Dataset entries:

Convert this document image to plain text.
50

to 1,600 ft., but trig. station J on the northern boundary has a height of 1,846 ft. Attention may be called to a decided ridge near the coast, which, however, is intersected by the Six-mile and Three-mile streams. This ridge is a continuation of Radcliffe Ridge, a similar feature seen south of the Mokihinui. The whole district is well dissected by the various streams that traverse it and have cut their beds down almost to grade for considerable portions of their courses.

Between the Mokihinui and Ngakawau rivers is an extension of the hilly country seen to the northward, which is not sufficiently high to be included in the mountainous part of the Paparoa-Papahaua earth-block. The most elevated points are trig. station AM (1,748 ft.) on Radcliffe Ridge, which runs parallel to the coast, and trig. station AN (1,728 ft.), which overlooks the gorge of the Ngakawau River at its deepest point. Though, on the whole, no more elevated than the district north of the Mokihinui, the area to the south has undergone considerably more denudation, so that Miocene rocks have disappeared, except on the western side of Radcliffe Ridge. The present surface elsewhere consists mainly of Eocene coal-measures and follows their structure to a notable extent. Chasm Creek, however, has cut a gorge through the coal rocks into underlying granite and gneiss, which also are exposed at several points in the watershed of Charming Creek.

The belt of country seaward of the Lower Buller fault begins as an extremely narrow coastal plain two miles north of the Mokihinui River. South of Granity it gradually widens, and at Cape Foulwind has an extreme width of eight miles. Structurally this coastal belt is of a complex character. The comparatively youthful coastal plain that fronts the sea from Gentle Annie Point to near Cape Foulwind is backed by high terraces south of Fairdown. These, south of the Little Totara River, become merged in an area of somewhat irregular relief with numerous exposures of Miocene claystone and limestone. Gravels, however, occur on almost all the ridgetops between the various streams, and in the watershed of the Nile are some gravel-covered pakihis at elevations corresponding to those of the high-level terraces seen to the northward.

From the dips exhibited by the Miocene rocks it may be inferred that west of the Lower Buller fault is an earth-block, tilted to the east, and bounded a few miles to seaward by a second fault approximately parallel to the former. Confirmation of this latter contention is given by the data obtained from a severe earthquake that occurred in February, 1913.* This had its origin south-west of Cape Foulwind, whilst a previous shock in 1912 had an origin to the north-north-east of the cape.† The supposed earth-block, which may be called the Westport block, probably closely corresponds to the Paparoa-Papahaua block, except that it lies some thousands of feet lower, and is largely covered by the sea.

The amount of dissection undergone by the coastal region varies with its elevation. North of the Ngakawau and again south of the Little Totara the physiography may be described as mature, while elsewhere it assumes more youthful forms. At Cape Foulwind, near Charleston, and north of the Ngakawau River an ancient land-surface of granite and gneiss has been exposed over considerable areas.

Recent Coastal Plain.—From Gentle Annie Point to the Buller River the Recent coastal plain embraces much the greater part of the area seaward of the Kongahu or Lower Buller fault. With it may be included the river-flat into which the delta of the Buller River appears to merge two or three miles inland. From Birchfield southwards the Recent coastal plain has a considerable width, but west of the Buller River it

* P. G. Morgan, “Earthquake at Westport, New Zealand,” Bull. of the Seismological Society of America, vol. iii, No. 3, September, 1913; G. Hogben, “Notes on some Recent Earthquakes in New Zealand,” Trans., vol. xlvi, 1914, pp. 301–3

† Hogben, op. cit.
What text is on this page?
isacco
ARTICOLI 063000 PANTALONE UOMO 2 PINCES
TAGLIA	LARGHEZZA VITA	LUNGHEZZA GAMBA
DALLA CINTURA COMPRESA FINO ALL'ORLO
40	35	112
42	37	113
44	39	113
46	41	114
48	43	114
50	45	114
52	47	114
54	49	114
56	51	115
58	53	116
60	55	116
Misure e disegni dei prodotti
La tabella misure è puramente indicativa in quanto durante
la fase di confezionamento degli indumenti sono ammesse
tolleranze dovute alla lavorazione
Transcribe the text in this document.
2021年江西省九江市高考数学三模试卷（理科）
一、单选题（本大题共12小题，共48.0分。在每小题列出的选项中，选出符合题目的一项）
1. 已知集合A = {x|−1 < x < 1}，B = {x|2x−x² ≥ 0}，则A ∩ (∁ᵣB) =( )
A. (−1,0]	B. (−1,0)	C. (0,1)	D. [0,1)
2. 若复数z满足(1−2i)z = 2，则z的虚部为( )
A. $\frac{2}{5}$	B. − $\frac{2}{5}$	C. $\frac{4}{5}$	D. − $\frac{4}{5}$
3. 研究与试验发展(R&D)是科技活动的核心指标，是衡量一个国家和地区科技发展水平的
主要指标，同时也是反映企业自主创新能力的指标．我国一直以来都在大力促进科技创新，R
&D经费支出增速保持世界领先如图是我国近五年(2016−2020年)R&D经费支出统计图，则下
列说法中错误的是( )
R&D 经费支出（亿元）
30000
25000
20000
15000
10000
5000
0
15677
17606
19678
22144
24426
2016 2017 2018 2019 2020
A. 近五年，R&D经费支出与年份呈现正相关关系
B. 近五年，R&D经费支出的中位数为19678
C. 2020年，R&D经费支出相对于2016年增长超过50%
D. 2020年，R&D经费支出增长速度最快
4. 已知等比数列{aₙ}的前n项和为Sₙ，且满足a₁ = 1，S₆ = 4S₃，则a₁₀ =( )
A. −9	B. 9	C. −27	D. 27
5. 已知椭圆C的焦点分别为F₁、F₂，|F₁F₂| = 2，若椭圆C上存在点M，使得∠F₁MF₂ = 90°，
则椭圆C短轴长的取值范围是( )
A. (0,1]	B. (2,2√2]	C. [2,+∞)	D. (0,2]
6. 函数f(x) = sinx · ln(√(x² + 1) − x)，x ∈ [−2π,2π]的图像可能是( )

### DIRECTIONS FOR THIS TASK
Give only the count of lines in the data that include the string "Totara".

### CORRECT ANSWER
2